» WHAT THE EXERCISE ASKS
Output all the data exactly. Pictures do not belong in the copy.

(Stored items)
————————

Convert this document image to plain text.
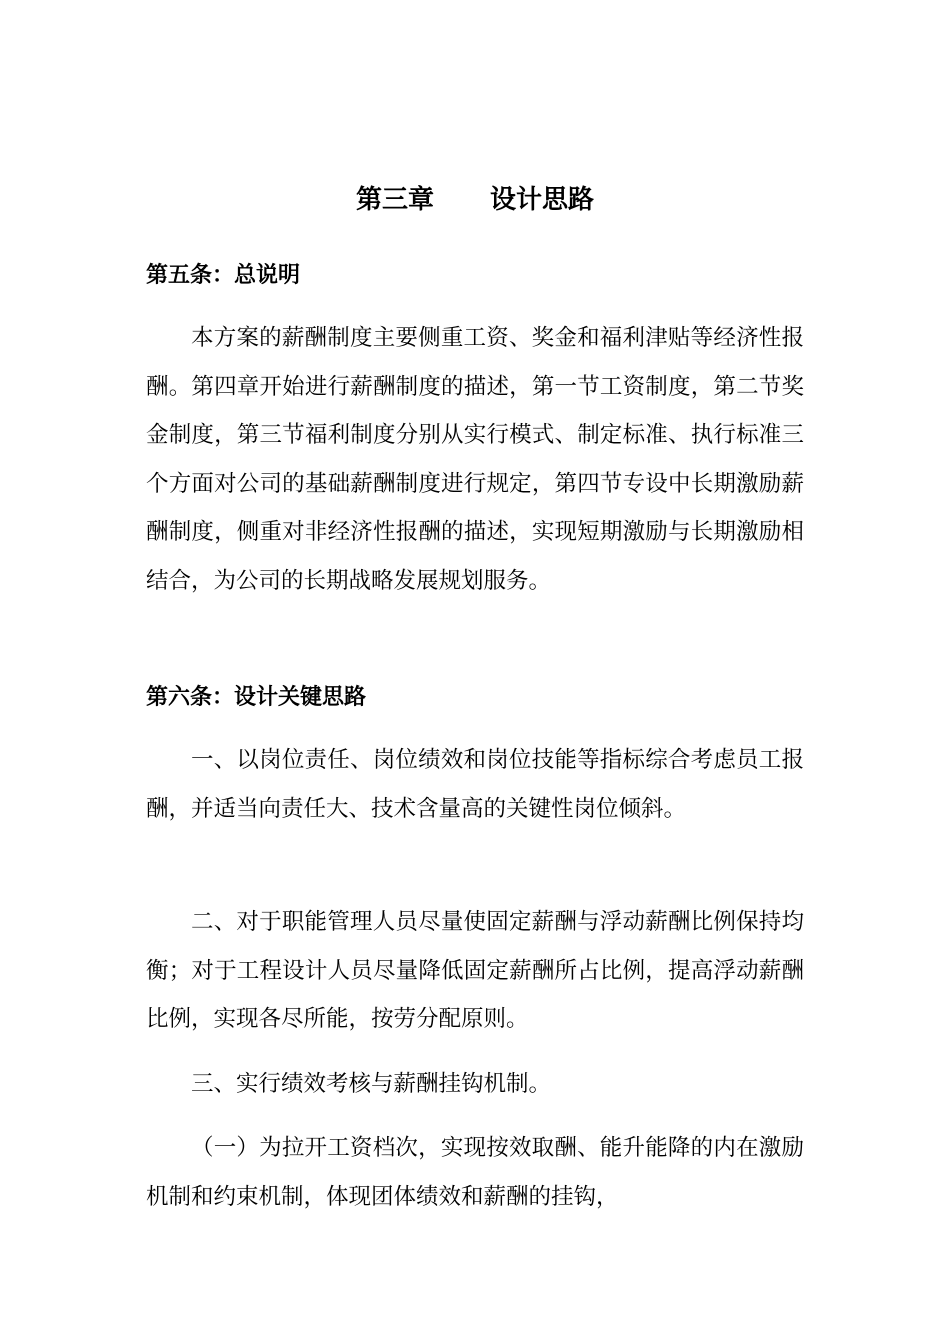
第三章 设计思路
第五条：总说明

本方案的薪酬制度主要侧重工资、奖金和福利津贴等经济性报酬。第四章开始进行薪酬制度的描述，第一节工资制度，第二节奖金制度，第三节福利制度分别从实行模式、制定标准、执行标准三个方面对公司的基础薪酬制度进行规定，第四节专设中长期激励薪酬制度，侧重对非经济性报酬的描述，实现短期激励与长期激励相结合，为公司的长期战略发展规划服务。

第六条：设计关键思路

一、以岗位责任、岗位绩效和岗位技能等指标综合考虑员工报酬，并适当向责任大、技术含量高的关键性岗位倾斜。

二、对于职能管理人员尽量使固定薪酬与浮动薪酬比例保持均衡；对于工程设计人员尽量降低固定薪酬所占比例，提高浮动薪酬比例，实现各尽所能，按劳分配原则。

三、实行绩效考核与薪酬挂钩机制。

（一）为拉开工资档次，实现按效取酬、能升能降的内在激励机制和约束机制，体现团体绩效和薪酬的挂钩，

————————

» FULL RESPONSE
Convert this document image to plain text.
第三章 设计思路
第五条：总说明

本方案的薪酬制度主要侧重工资、奖金和福利津贴等经济性报酬。第四章开始进行薪酬制度的描述，第一节工资制度，第二节奖金制度，第三节福利制度分别从实行模式、制定标准、执行标准三个方面对公司的基础薪酬制度进行规定，第四节专设中长期激励薪酬制度，侧重对非经济性报酬的描述，实现短期激励与长期激励相结合，为公司的长期战略发展规划服务。

第六条：设计关键思路

一、以岗位责任、岗位绩效和岗位技能等指标综合考虑员工报酬，并适当向责任大、技术含量高的关键性岗位倾斜。

二、对于职能管理人员尽量使固定薪酬与浮动薪酬比例保持均衡；对于工程设计人员尽量降低固定薪酬所占比例，提高浮动薪酬比例，实现各尽所能，按劳分配原则。

三、实行绩效考核与薪酬挂钩机制。

（一）为拉开工资档次，实现按效取酬、能升能降的内在激励机制和约束机制，体现团体绩效和薪酬的挂钩，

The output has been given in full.